Write out each entry again. Keep every word exactly as it is.
##### RECORDS PROVIDED
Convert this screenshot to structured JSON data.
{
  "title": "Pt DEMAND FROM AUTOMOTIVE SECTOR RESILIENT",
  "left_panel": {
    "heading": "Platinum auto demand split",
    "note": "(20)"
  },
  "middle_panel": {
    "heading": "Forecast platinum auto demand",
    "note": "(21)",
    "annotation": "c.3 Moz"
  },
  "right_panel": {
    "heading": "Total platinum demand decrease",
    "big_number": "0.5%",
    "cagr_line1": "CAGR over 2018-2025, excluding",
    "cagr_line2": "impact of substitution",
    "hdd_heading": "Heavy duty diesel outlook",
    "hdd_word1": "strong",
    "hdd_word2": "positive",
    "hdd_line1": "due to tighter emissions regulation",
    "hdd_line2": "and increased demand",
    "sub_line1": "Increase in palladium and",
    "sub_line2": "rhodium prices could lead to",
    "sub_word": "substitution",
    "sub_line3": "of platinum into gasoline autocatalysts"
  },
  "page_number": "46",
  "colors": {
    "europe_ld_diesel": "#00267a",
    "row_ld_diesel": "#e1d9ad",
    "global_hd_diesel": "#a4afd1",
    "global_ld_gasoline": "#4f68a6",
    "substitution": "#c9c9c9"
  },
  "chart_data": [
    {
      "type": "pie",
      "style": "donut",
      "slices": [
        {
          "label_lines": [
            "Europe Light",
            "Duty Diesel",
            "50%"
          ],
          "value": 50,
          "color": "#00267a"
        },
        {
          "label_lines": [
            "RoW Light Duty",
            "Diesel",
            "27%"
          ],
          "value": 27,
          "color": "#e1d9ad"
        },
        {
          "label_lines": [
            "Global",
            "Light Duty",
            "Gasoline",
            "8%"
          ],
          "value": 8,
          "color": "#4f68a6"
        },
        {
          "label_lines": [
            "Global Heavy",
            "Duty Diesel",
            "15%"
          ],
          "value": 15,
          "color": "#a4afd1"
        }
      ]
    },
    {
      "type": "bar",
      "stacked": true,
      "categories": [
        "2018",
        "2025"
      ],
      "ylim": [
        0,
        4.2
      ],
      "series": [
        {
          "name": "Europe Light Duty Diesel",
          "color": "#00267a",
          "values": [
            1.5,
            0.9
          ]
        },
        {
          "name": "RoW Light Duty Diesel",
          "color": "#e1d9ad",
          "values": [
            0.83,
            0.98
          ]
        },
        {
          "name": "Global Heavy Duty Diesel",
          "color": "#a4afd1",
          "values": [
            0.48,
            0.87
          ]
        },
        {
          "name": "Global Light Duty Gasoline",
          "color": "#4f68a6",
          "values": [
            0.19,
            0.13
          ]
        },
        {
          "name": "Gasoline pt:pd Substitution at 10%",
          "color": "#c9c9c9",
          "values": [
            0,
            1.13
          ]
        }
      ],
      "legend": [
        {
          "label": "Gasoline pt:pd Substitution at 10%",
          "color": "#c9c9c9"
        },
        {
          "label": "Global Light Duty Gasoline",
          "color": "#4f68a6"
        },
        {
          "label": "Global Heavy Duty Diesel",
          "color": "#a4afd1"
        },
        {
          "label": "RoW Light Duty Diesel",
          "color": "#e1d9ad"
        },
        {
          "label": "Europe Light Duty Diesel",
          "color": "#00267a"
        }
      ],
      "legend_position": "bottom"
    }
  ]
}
##########
§ **SOLUTION TO THE PROBLEM**:
Convert this screenshot to structured JSON data.
{
  "title": "Pt DEMAND FROM AUTOMOTIVE SECTOR RESILIENT",
  "left_panel": {
    "heading": "Platinum auto demand split",
    "note": "(20)"
  },
  "middle_panel": {
    "heading": "Forecast platinum auto demand",
    "note": "(21)",
    "annotation": "c.3 Moz"
  },
  "right_panel": {
    "heading": "Total platinum demand decrease",
    "big_number": "0.5%",
    "cagr_line1": "CAGR over 2018-2025, excluding",
    "cagr_line2": "impact of substitution",
    "hdd_heading": "Heavy duty diesel outlook",
    "hdd_word1": "strong",
    "hdd_word2": "positive",
    "hdd_line1": "due to tighter emissions regulation",
    "hdd_line2": "and increased demand",
    "sub_line1": "Increase in palladium and",
    "sub_line2": "rhodium prices could lead to",
    "sub_word": "substitution",
    "sub_line3": "of platinum into gasoline autocatalysts"
  },
  "page_number": "46",
  "colors": {
    "europe_ld_diesel": "#00267a",
    "row_ld_diesel": "#e1d9ad",
    "global_hd_diesel": "#a4afd1",
    "global_ld_gasoline": "#4f68a6",
    "substitution": "#c9c9c9"
  },
  "chart_data": [
    {
      "type": "pie",
      "style": "donut",
      "slices": [
        {
          "label_lines": [
            "Europe Light",
            "Duty Diesel",
            "50%"
          ],
          "value": 50,
          "color": "#00267a"
        },
        {
          "label_lines": [
            "RoW Light Duty",
            "Diesel",
            "27%"
          ],
          "value": 27,
          "color": "#e1d9ad"
        },
        {
          "label_lines": [
            "Global",
            "Light Duty",
            "Gasoline",
            "8%"
          ],
          "value": 8,
          "color": "#4f68a6"
        },
        {
          "label_lines": [
            "Global Heavy",
            "Duty Diesel",
            "15%"
          ],
          "value": 15,
          "color": "#a4afd1"
        }
      ]
    },
    {
      "type": "bar",
      "stacked": true,
      "categories": [
        "2018",
        "2025"
      ],
      "ylim": [
        0,
        4.2
      ],
      "series": [
        {
          "name": "Europe Light Duty Diesel",
          "color": "#00267a",
          "values": [
            1.5,
            0.9
          ]
        },
        {
          "name": "RoW Light Duty Diesel",
          "color": "#e1d9ad",
          "values": [
            0.83,
            0.98
          ]
        },
        {
          "name": "Global Heavy Duty Diesel",
          "color": "#a4afd1",
          "values": [
            0.48,
            0.87
          ]
        },
        {
          "name": "Global Light Duty Gasoline",
          "color": "#4f68a6",
          "values": [
            0.19,
            0.13
          ]
        },
        {
          "name": "Gasoline pt:pd Substitution at 10%",
          "color": "#c9c9c9",
          "values": [
            0,
            1.13
          ]
        }
      ],
      "legend": [
        {
          "label": "Gasoline pt:pd Substitution at 10%",
          "color": "#c9c9c9"
        },
        {
          "label": "Global Light Duty Gasoline",
          "color": "#4f68a6"
        },
        {
          "label": "Global Heavy Duty Diesel",
          "color": "#a4afd1"
        },
        {
          "label": "RoW Light Duty Diesel",
          "color": "#e1d9ad"
        },
        {
          "label": "Europe Light Duty Diesel",
          "color": "#00267a"
        }
      ],
      "legend_position": "bottom"
    }
  ]
}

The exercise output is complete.